▸ **LISTED ENTRIES**:

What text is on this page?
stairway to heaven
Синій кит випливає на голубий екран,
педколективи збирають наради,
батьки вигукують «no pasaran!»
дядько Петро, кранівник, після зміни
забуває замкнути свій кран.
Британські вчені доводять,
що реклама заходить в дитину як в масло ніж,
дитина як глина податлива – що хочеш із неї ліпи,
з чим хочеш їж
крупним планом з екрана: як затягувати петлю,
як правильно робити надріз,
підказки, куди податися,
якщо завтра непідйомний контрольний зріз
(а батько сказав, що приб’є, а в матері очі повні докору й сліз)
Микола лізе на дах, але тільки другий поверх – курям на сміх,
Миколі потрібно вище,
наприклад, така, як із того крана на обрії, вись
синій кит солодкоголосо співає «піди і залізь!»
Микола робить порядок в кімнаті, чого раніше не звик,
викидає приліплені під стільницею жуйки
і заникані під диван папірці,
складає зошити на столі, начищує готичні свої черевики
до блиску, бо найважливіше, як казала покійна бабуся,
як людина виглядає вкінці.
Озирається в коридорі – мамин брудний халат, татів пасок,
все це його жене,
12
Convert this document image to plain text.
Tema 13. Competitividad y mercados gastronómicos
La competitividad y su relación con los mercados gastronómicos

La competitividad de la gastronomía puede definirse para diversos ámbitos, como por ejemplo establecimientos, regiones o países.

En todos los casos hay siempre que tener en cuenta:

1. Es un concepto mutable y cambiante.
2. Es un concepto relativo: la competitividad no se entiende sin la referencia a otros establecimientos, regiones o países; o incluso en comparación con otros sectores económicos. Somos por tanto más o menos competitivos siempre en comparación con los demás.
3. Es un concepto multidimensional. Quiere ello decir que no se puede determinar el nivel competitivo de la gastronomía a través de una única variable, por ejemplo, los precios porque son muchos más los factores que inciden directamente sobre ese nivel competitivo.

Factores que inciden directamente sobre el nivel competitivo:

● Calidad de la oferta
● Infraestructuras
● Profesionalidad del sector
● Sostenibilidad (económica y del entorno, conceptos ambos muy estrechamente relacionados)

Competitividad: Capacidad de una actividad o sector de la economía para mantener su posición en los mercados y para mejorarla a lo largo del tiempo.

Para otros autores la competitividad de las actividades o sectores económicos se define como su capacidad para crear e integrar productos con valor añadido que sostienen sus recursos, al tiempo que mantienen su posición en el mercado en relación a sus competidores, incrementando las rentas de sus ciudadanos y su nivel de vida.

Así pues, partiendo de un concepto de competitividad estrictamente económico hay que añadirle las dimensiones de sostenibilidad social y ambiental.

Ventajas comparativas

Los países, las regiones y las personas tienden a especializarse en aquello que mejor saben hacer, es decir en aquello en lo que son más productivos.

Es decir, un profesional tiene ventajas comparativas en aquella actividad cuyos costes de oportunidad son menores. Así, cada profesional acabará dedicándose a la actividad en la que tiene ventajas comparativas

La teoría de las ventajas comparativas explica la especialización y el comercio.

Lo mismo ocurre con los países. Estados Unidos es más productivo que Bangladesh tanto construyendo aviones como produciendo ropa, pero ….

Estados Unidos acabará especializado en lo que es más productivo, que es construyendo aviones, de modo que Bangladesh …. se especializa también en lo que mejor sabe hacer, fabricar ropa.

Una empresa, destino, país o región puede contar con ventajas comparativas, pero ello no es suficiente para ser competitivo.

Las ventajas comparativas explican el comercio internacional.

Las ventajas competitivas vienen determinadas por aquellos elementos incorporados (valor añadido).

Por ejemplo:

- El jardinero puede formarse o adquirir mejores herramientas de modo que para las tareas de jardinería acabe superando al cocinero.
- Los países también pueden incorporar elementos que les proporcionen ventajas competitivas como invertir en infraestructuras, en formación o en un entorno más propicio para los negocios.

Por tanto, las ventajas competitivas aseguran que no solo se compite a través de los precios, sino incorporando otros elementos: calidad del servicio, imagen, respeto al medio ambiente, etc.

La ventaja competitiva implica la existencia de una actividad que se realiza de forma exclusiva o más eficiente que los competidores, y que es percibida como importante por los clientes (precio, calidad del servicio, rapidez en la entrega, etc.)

▸ **THE PROBLEM**:
Write out every record, exactly as written.

▸ **SOLUTION FOR THIS TASK**:
What text is on this page?
stairway to heaven
Синій кит випливає на голубий екран,
педколективи збирають наради,
батьки вигукують «no pasaran!»
дядько Петро, кранівник, після зміни
забуває замкнути свій кран.
Британські вчені доводять,
що реклама заходить в дитину як в масло ніж,
дитина як глина податлива – що хочеш із неї ліпи,
з чим хочеш їж
крупним планом з екрана: як затягувати петлю,
як правильно робити надріз,
підказки, куди податися,
якщо завтра непідйомний контрольний зріз
(а батько сказав, що приб’є, а в матері очі повні докору й сліз)
Микола лізе на дах, але тільки другий поверх – курям на сміх,
Миколі потрібно вище,
наприклад, така, як із того крана на обрії, вись
синій кит солодкоголосо співає «піди і залізь!»
Микола робить порядок в кімнаті, чого раніше не звик,
викидає приліплені під стільницею жуйки
і заникані під диван папірці,
складає зошити на столі, начищує готичні свої черевики
до блиску, бо найважливіше, як казала покійна бабуся,
як людина виглядає вкінці.
Озирається в коридорі – мамин брудний халат, татів пасок,
все це його жене,
12
Convert this document image to plain text.
Tema 13. Competitividad y mercados gastronómicos
La competitividad y su relación con los mercados gastronómicos

La competitividad de la gastronomía puede definirse para diversos ámbitos, como por ejemplo establecimientos, regiones o países.

En todos los casos hay siempre que tener en cuenta:

1. Es un concepto mutable y cambiante.
2. Es un concepto relativo: la competitividad no se entiende sin la referencia a otros establecimientos, regiones o países; o incluso en comparación con otros sectores económicos. Somos por tanto más o menos competitivos siempre en comparación con los demás.
3. Es un concepto multidimensional. Quiere ello decir que no se puede determinar el nivel competitivo de la gastronomía a través de una única variable, por ejemplo, los precios porque son muchos más los factores que inciden directamente sobre ese nivel competitivo.

Factores que inciden directamente sobre el nivel competitivo:

● Calidad de la oferta
● Infraestructuras
● Profesionalidad del sector
● Sostenibilidad (económica y del entorno, conceptos ambos muy estrechamente relacionados)

Competitividad: Capacidad de una actividad o sector de la economía para mantener su posición en los mercados y para mejorarla a lo largo del tiempo.

Para otros autores la competitividad de las actividades o sectores económicos se define como su capacidad para crear e integrar productos con valor añadido que sostienen sus recursos, al tiempo que mantienen su posición en el mercado en relación a sus competidores, incrementando las rentas de sus ciudadanos y su nivel de vida.

Así pues, partiendo de un concepto de competitividad estrictamente económico hay que añadirle las dimensiones de sostenibilidad social y ambiental.

Ventajas comparativas

Los países, las regiones y las personas tienden a especializarse en aquello que mejor saben hacer, es decir en aquello en lo que son más productivos.

Es decir, un profesional tiene ventajas comparativas en aquella actividad cuyos costes de oportunidad son menores. Así, cada profesional acabará dedicándose a la actividad en la que tiene ventajas comparativas

La teoría de las ventajas comparativas explica la especialización y el comercio.

Lo mismo ocurre con los países. Estados Unidos es más productivo que Bangladesh tanto construyendo aviones como produciendo ropa, pero ….

Estados Unidos acabará especializado en lo que es más productivo, que es construyendo aviones, de modo que Bangladesh …. se especializa también en lo que mejor sabe hacer, fabricar ropa.

Una empresa, destino, país o región puede contar con ventajas comparativas, pero ello no es suficiente para ser competitivo.

Las ventajas comparativas explican el comercio internacional.

Las ventajas competitivas vienen determinadas por aquellos elementos incorporados (valor añadido).

Por ejemplo:

- El jardinero puede formarse o adquirir mejores herramientas de modo que para las tareas de jardinería acabe superando al cocinero.
- Los países también pueden incorporar elementos que les proporcionen ventajas competitivas como invertir en infraestructuras, en formación o en un entorno más propicio para los negocios.

Por tanto, las ventajas competitivas aseguran que no solo se compite a través de los precios, sino incorporando otros elementos: calidad del servicio, imagen, respeto al medio ambiente, etc.

La ventaja competitiva implica la existencia de una actividad que se realiza de forma exclusiva o más eficiente que los competidores, y que es percibida como importante por los clientes (precio, calidad del servicio, rapidez en la entrega, etc.)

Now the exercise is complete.